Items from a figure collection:
Start

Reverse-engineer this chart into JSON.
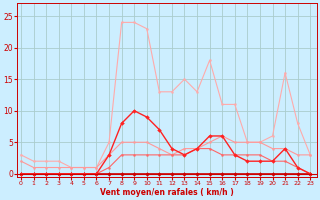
{
  "title": "",
  "xlabel": "Vent moyen/en rafales ( km/h )",
  "ylabel": "",
  "background_color": "#cceeff",
  "grid_color": "#aacccc",
  "x_ticks": [
    0,
    1,
    2,
    3,
    4,
    5,
    6,
    7,
    8,
    9,
    10,
    11,
    12,
    13,
    14,
    15,
    16,
    17,
    18,
    19,
    20,
    21,
    22,
    23
  ],
  "y_ticks": [
    0,
    5,
    10,
    15,
    20,
    25
  ],
  "ylim": [
    -0.5,
    27
  ],
  "xlim": [
    -0.3,
    23.5
  ],
  "lines": [
    {
      "x": [
        0,
        1,
        2,
        3,
        4,
        5,
        6,
        7,
        8,
        9,
        10,
        11,
        12,
        13,
        14,
        15,
        16,
        17,
        18,
        19,
        20,
        21,
        22,
        23
      ],
      "y": [
        3,
        2,
        2,
        2,
        1,
        1,
        1,
        5,
        24,
        24,
        23,
        13,
        13,
        15,
        13,
        18,
        11,
        11,
        5,
        5,
        6,
        16,
        8,
        3
      ],
      "color": "#ffaaaa",
      "lw": 0.8,
      "marker": "o",
      "ms": 1.5,
      "zorder": 1
    },
    {
      "x": [
        0,
        1,
        2,
        3,
        4,
        5,
        6,
        7,
        8,
        9,
        10,
        11,
        12,
        13,
        14,
        15,
        16,
        17,
        18,
        19,
        20,
        21,
        22,
        23
      ],
      "y": [
        2,
        1,
        1,
        1,
        1,
        1,
        1,
        3,
        5,
        5,
        5,
        4,
        3,
        4,
        4,
        5,
        6,
        5,
        5,
        5,
        4,
        4,
        3,
        3
      ],
      "color": "#ff9999",
      "lw": 0.8,
      "marker": "o",
      "ms": 1.5,
      "zorder": 2
    },
    {
      "x": [
        0,
        1,
        2,
        3,
        4,
        5,
        6,
        7,
        8,
        9,
        10,
        11,
        12,
        13,
        14,
        15,
        16,
        17,
        18,
        19,
        20,
        21,
        22,
        23
      ],
      "y": [
        0,
        0,
        0,
        0,
        0,
        0,
        0,
        1,
        3,
        3,
        3,
        3,
        3,
        3,
        4,
        4,
        3,
        3,
        3,
        3,
        2,
        2,
        1,
        0
      ],
      "color": "#ff6666",
      "lw": 0.8,
      "marker": "o",
      "ms": 1.5,
      "zorder": 3
    },
    {
      "x": [
        0,
        1,
        2,
        3,
        4,
        5,
        6,
        7,
        8,
        9,
        10,
        11,
        12,
        13,
        14,
        15,
        16,
        17,
        18,
        19,
        20,
        21,
        22,
        23
      ],
      "y": [
        0,
        0,
        0,
        0,
        0,
        0,
        0,
        3,
        8,
        10,
        9,
        7,
        4,
        3,
        4,
        6,
        6,
        3,
        2,
        2,
        2,
        4,
        1,
        0
      ],
      "color": "#ff2222",
      "lw": 1.0,
      "marker": "D",
      "ms": 2.0,
      "zorder": 5
    },
    {
      "x": [
        0,
        1,
        2,
        3,
        4,
        5,
        6,
        7,
        8,
        9,
        10,
        11,
        12,
        13,
        14,
        15,
        16,
        17,
        18,
        19,
        20,
        21,
        22,
        23
      ],
      "y": [
        0,
        0,
        0,
        0,
        0,
        0,
        0,
        0,
        0,
        0,
        0,
        0,
        0,
        0,
        0,
        0,
        0,
        0,
        0,
        0,
        0,
        0,
        0,
        0
      ],
      "color": "#cc0000",
      "lw": 1.2,
      "marker": "D",
      "ms": 2.0,
      "zorder": 4
    }
  ]
}
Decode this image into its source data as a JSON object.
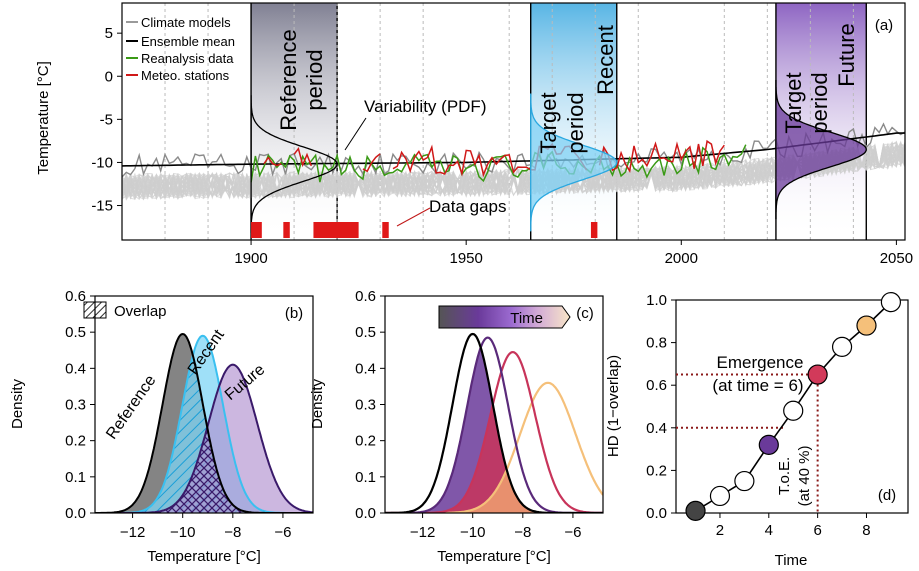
{
  "panels": {
    "a": {
      "label": "(a)"
    },
    "b": {
      "label": "(b)"
    },
    "c": {
      "label": "(c)"
    },
    "d": {
      "label": "(d)"
    }
  },
  "legend_a": [
    {
      "label": "Climate models",
      "color": "#9a9a9a"
    },
    {
      "label": "Ensemble mean",
      "color": "#000000"
    },
    {
      "label": "Reanalysis data",
      "color": "#3a9a16"
    },
    {
      "label": "Meteo. stations",
      "color": "#d01818"
    }
  ],
  "annotations_a": {
    "reference_period": [
      "Reference",
      "period"
    ],
    "target_recent": [
      "Target",
      "period",
      "Recent"
    ],
    "target_future": [
      "Target",
      "period",
      "Future"
    ],
    "variability": "Variability (PDF)",
    "data_gaps": "Data gaps"
  },
  "legend_b": {
    "overlap": "Overlap"
  },
  "labels_b": {
    "reference": "Reference",
    "recent": "Recent",
    "future": "Future"
  },
  "legend_c": {
    "time": "Time"
  },
  "annotations_d": {
    "emergence": [
      "Emergence",
      "(at time = 6)"
    ],
    "toe": [
      "T.o.E.",
      "(at 40 %)"
    ]
  },
  "colors": {
    "reference": "#666666",
    "recent": "#4cc4ee",
    "future": "#5a2a7a",
    "reanalysis": "#3a9a16",
    "stations": "#d01818",
    "emergence_text": "#8b1a1a"
  },
  "chart_data": [
    {
      "panel": "a",
      "type": "line",
      "xlabel": "",
      "ylabel": "Temperature [°C]",
      "xlim": [
        1870,
        2052
      ],
      "ylim": [
        -19,
        8.5
      ],
      "xticks": [
        1900,
        1950,
        2000,
        2050
      ],
      "yticks": [
        5,
        0,
        -5,
        -10,
        -15
      ],
      "series": [
        {
          "name": "Climate models",
          "values_range": [
            -15,
            -7
          ]
        },
        {
          "name": "Ensemble mean",
          "x": [
            1870,
            1900,
            1950,
            2000,
            2020,
            2050
          ],
          "y": [
            -10.4,
            -10.2,
            -10.0,
            -9.4,
            -8.5,
            -6.6
          ]
        },
        {
          "name": "Reanalysis data",
          "x_range": [
            1900,
            2015
          ]
        },
        {
          "name": "Meteo. stations",
          "x_range": [
            1900,
            2010
          ]
        }
      ],
      "periods": [
        {
          "name": "Reference period",
          "x": [
            1900,
            1920
          ]
        },
        {
          "name": "Target period Recent",
          "x": [
            1965,
            1985
          ]
        },
        {
          "name": "Target period Future",
          "x": [
            2022,
            2043
          ]
        }
      ],
      "data_gaps": [
        [
          1900,
          1902.5
        ],
        [
          1907.5,
          1909
        ],
        [
          1914.5,
          1925
        ],
        [
          1930.5,
          1932
        ],
        [
          1979,
          1980.5
        ]
      ]
    },
    {
      "panel": "b",
      "type": "area",
      "xlabel": "Temperature [°C]",
      "ylabel": "Density",
      "xlim": [
        -13.5,
        -4.8
      ],
      "ylim": [
        0,
        0.6
      ],
      "xticks": [
        -12,
        -10,
        -8,
        -6
      ],
      "yticks": [
        0.0,
        0.1,
        0.2,
        0.3,
        0.4,
        0.5,
        0.6
      ],
      "series": [
        {
          "name": "Reference",
          "mean": -10.0,
          "peak": 0.495
        },
        {
          "name": "Recent",
          "mean": -9.2,
          "peak": 0.49
        },
        {
          "name": "Future",
          "mean": -8.0,
          "peak": 0.41
        }
      ]
    },
    {
      "panel": "c",
      "type": "area",
      "xlabel": "Temperature [°C]",
      "ylabel": "Density",
      "xlim": [
        -13.5,
        -4.8
      ],
      "ylim": [
        0,
        0.6
      ],
      "xticks": [
        -12,
        -10,
        -8,
        -6
      ],
      "yticks": [
        0.0,
        0.1,
        0.2,
        0.3,
        0.4,
        0.5,
        0.6
      ],
      "series": [
        {
          "mean": -10.0,
          "peak": 0.495,
          "color": "#000000"
        },
        {
          "mean": -9.4,
          "peak": 0.485,
          "color": "#5a2a7a"
        },
        {
          "mean": -8.4,
          "peak": 0.445,
          "color": "#c8345a"
        },
        {
          "mean": -7.0,
          "peak": 0.36,
          "color": "#f5c07a"
        }
      ]
    },
    {
      "panel": "d",
      "type": "scatter",
      "xlabel": "Time",
      "ylabel": "HD (1−overlap)",
      "xlim": [
        0.2,
        9.7
      ],
      "ylim": [
        0,
        1
      ],
      "xticks": [
        2,
        4,
        6,
        8
      ],
      "yticks": [
        0.0,
        0.2,
        0.4,
        0.6,
        0.8,
        1.0
      ],
      "x": [
        1,
        2,
        3,
        4,
        5,
        6,
        7,
        8,
        9
      ],
      "y": [
        0.01,
        0.08,
        0.15,
        0.32,
        0.48,
        0.65,
        0.78,
        0.88,
        0.99
      ],
      "point_colors": [
        "#444444",
        "#ffffff",
        "#ffffff",
        "#6a3a9a",
        "#ffffff",
        "#d23a5a",
        "#ffffff",
        "#f5c07a",
        "#ffffff"
      ],
      "threshold": 0.4,
      "emergence_time": 6,
      "toe_y": 0.65
    }
  ]
}
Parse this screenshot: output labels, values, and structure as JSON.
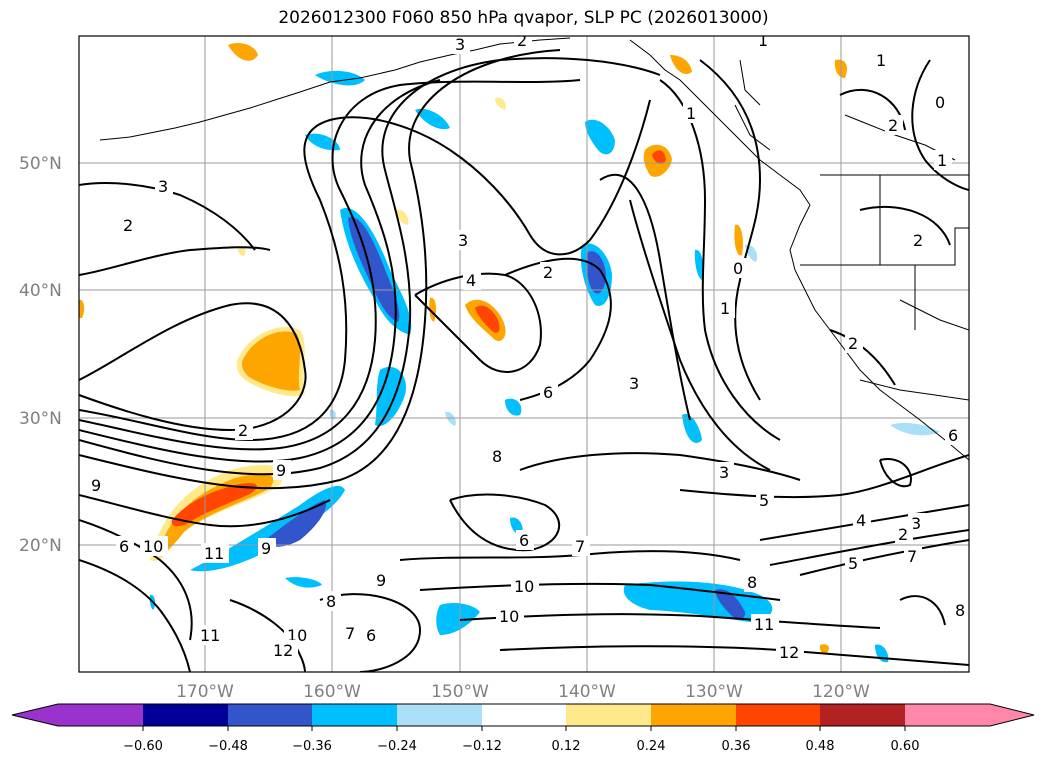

End

Identify the lines in the entries that hold "Ensemble" and return each one.

      "label": "Ensemble mean",
          "name": "Ensemble mean",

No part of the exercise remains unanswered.